# Problem requirements
Copy the entries word for word, starting with the line containing "Output 42 of" and ending with the line containing "y-axis-title: Number of", both included.

# Information shown
________________________________________

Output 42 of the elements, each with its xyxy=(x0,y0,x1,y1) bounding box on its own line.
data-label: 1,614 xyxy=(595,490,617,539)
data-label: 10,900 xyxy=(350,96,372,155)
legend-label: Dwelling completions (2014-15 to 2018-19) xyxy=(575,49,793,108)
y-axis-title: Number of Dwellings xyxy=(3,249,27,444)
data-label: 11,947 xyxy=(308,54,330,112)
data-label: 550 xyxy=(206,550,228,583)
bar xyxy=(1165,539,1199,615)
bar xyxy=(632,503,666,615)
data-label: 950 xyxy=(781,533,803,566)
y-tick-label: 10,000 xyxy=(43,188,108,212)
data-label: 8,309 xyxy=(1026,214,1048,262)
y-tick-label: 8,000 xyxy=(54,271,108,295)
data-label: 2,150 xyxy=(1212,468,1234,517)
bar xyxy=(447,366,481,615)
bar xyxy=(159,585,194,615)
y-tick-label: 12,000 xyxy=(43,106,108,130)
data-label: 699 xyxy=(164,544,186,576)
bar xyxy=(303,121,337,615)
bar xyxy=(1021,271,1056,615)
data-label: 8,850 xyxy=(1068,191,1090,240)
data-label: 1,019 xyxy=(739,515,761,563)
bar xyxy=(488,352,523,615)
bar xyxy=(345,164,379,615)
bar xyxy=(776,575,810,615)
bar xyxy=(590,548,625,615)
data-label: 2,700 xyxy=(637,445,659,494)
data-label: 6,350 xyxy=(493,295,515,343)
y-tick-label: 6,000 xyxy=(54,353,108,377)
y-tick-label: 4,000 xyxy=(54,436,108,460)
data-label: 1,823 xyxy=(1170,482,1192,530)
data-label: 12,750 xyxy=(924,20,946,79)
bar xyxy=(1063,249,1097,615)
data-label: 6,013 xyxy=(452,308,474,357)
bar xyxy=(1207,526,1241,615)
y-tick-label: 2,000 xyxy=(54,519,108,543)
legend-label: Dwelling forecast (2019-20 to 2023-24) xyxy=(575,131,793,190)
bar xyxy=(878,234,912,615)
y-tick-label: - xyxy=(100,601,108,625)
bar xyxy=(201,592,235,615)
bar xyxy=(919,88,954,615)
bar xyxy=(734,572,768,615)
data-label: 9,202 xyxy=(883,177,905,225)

________________________________________

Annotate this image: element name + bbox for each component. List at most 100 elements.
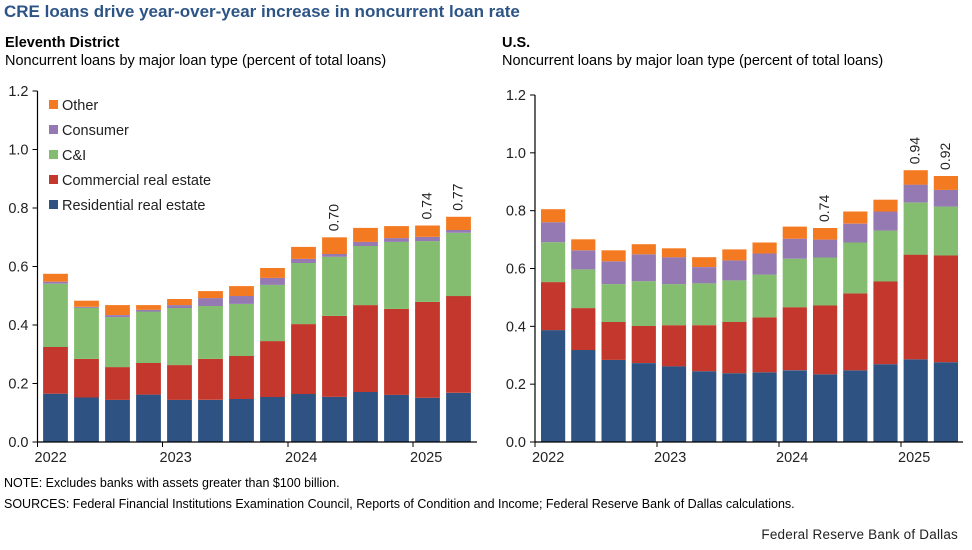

________________________________________

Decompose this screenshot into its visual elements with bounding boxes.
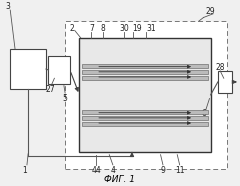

________________________________________

# Full output
Output 42 of the elements, each with its xyxy=(x0,y0,x1,y1) bounding box on its own line.
data-label: 1,614 xyxy=(595,490,617,539)
data-label: 10,900 xyxy=(350,96,372,155)
legend-label: Dwelling completions (2014-15 to 2018-19) xyxy=(575,49,793,108)
y-axis-title: Number of Dwellings xyxy=(3,249,27,444)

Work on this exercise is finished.